TASK DESCRIPTION
Pull out the entries from the line containing "520, 291, 527]" through the line containing "dryer-count: ◙ 4", and copy them character for character.

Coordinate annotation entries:
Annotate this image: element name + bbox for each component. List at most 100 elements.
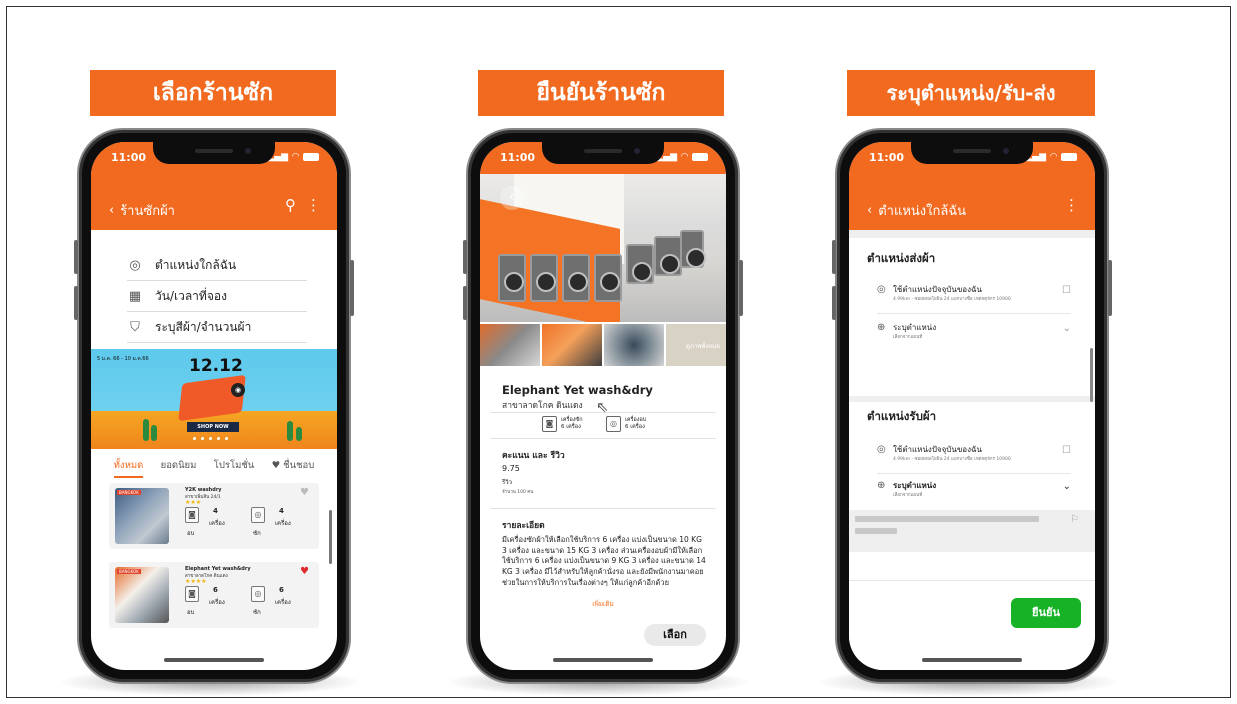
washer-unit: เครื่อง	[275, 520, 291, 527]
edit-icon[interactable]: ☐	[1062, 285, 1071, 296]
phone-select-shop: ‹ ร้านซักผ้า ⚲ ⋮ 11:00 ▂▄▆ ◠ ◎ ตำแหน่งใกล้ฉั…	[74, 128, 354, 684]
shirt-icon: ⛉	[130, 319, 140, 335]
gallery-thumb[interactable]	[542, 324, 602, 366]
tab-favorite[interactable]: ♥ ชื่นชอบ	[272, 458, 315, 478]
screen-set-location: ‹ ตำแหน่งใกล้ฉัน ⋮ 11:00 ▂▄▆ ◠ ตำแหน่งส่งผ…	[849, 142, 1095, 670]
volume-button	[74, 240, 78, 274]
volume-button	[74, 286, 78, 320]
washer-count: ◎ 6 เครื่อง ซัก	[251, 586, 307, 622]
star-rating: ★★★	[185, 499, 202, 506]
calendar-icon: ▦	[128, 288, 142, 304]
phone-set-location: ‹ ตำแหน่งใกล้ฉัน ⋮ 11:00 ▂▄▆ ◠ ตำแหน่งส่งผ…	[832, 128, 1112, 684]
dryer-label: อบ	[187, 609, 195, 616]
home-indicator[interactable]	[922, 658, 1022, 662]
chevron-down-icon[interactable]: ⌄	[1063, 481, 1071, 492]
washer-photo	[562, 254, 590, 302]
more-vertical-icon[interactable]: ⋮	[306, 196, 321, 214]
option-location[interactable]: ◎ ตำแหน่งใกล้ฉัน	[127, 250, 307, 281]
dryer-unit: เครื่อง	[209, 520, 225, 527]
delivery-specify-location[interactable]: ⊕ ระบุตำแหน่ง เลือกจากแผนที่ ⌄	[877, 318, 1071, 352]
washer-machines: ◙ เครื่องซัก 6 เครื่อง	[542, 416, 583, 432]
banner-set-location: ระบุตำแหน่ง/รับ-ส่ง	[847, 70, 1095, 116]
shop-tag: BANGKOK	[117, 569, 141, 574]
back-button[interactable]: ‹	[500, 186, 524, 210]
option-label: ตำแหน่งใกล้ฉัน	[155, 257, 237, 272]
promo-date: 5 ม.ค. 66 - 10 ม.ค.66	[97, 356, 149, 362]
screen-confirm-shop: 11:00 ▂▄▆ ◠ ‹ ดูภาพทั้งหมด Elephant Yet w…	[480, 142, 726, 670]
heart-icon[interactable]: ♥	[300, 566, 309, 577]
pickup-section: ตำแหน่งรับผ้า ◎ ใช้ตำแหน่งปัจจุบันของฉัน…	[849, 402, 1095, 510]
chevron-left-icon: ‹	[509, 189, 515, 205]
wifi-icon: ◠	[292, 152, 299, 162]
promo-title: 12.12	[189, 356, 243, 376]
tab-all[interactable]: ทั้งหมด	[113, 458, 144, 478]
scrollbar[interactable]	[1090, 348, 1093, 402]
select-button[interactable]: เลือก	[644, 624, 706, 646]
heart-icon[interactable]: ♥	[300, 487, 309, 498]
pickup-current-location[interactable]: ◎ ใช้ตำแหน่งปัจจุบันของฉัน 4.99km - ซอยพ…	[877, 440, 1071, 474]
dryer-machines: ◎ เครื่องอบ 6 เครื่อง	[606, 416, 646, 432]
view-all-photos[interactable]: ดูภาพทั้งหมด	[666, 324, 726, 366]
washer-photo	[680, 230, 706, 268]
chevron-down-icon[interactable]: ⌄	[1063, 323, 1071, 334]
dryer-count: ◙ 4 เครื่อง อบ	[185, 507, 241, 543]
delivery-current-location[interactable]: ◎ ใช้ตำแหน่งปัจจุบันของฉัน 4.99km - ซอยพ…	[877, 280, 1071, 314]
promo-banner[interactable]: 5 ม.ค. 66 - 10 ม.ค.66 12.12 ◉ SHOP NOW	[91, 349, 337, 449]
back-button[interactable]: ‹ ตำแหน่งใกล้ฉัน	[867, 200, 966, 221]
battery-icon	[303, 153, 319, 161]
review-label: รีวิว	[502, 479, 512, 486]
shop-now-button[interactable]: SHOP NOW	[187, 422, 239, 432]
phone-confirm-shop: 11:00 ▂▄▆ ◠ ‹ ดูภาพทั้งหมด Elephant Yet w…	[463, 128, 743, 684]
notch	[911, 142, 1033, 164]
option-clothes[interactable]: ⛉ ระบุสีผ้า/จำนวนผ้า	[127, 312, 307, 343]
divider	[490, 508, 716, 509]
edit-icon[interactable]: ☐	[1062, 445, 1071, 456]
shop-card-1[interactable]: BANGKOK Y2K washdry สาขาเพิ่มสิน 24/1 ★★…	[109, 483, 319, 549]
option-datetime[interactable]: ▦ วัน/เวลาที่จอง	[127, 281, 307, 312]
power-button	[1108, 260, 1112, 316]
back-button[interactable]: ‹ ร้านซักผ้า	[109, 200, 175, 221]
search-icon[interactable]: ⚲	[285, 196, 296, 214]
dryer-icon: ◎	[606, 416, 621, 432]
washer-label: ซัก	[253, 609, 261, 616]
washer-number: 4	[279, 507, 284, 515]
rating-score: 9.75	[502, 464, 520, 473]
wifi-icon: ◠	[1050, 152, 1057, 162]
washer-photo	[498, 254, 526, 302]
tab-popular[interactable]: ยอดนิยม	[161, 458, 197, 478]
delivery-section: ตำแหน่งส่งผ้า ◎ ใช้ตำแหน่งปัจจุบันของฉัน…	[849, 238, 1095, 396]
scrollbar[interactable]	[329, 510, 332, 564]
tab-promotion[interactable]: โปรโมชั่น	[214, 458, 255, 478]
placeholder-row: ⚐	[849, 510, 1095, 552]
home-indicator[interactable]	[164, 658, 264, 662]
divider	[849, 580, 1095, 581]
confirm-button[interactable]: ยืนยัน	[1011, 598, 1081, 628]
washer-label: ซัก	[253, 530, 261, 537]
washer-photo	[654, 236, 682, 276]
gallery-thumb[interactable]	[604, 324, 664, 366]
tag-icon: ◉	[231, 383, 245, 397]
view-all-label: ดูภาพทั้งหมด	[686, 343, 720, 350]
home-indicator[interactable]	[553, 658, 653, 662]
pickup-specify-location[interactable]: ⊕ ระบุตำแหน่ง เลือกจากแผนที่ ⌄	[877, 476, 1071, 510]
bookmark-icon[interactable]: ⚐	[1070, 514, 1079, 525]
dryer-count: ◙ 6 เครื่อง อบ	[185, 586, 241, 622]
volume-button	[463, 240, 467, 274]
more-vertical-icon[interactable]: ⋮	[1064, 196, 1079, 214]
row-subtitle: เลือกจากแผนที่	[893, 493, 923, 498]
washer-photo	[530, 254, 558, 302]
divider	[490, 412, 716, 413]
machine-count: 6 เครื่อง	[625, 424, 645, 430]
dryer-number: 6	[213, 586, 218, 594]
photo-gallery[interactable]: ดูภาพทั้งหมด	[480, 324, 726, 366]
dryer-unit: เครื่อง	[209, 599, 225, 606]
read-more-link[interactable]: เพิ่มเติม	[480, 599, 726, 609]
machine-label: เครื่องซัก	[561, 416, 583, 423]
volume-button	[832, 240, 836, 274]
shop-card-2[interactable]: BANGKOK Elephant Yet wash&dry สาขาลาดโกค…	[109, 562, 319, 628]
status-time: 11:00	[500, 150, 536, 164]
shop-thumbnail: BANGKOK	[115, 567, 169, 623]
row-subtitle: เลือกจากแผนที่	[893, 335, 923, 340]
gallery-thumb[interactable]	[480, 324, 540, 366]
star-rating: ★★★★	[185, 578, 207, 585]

THE OUTPUT
washer-unit: เครื่อง	[275, 520, 291, 527]
edit-icon[interactable]: ☐	[1062, 285, 1071, 296]
phone-select-shop: ‹ ร้านซักผ้า ⚲ ⋮ 11:00 ▂▄▆ ◠ ◎ ตำแหน่งใกล้ฉั…	[74, 128, 354, 684]
shirt-icon: ⛉	[130, 319, 140, 335]
gallery-thumb[interactable]	[542, 324, 602, 366]
tab-favorite[interactable]: ♥ ชื่นชอบ	[272, 458, 315, 478]
screen-set-location: ‹ ตำแหน่งใกล้ฉัน ⋮ 11:00 ▂▄▆ ◠ ตำแหน่งส่งผ…	[849, 142, 1095, 670]
volume-button	[74, 240, 78, 274]
volume-button	[74, 286, 78, 320]
washer-count: ◎ 6 เครื่อง ซัก	[251, 586, 307, 622]
star-rating: ★★★	[185, 499, 202, 506]
calendar-icon: ▦	[128, 288, 142, 304]
phone-set-location: ‹ ตำแหน่งใกล้ฉัน ⋮ 11:00 ▂▄▆ ◠ ตำแหน่งส่งผ…	[832, 128, 1112, 684]
dryer-label: อบ	[187, 609, 195, 616]
home-indicator[interactable]	[922, 658, 1022, 662]
chevron-down-icon[interactable]: ⌄	[1063, 481, 1071, 492]
washer-photo	[562, 254, 590, 302]
more-vertical-icon[interactable]: ⋮	[306, 196, 321, 214]
option-location[interactable]: ◎ ตำแหน่งใกล้ฉัน	[127, 250, 307, 281]
dryer-unit: เครื่อง	[209, 520, 225, 527]
delivery-specify-location[interactable]: ⊕ ระบุตำแหน่ง เลือกจากแผนที่ ⌄	[877, 318, 1071, 352]
washer-machines: ◙ เครื่องซัก 6 เครื่อง	[542, 416, 583, 432]
banner-set-location: ระบุตำแหน่ง/รับ-ส่ง	[847, 70, 1095, 116]
shop-tag: BANGKOK	[117, 569, 141, 574]
back-button[interactable]: ‹	[500, 186, 524, 210]
option-label: ตำแหน่งใกล้ฉัน	[155, 257, 237, 272]
promo-date: 5 ม.ค. 66 - 10 ม.ค.66	[97, 356, 149, 362]
screen-confirm-shop: 11:00 ▂▄▆ ◠ ‹ ดูภาพทั้งหมด Elephant Yet w…	[480, 142, 726, 670]
heart-icon[interactable]: ♥	[300, 566, 309, 577]
pickup-section: ตำแหน่งรับผ้า ◎ ใช้ตำแหน่งปัจจุบันของฉัน…	[849, 402, 1095, 510]
chevron-left-icon: ‹	[509, 189, 515, 205]
wifi-icon: ◠	[292, 152, 299, 162]
promo-title: 12.12	[189, 356, 243, 376]
tab-all[interactable]: ทั้งหมด	[113, 458, 144, 478]
scrollbar[interactable]	[1090, 348, 1093, 402]
select-button[interactable]: เลือก	[644, 624, 706, 646]
heart-icon[interactable]: ♥	[300, 487, 309, 498]
pickup-current-location[interactable]: ◎ ใช้ตำแหน่งปัจจุบันของฉัน 4.99km - ซอยพ…	[877, 440, 1071, 474]
dryer-machines: ◎ เครื่องอบ 6 เครื่อง	[606, 416, 646, 432]
view-all-photos[interactable]: ดูภาพทั้งหมด	[666, 324, 726, 366]
washer-photo	[680, 230, 706, 268]
chevron-down-icon[interactable]: ⌄	[1063, 323, 1071, 334]
dryer-count: ◙ 4 เครื่อง อบ	[185, 507, 241, 543]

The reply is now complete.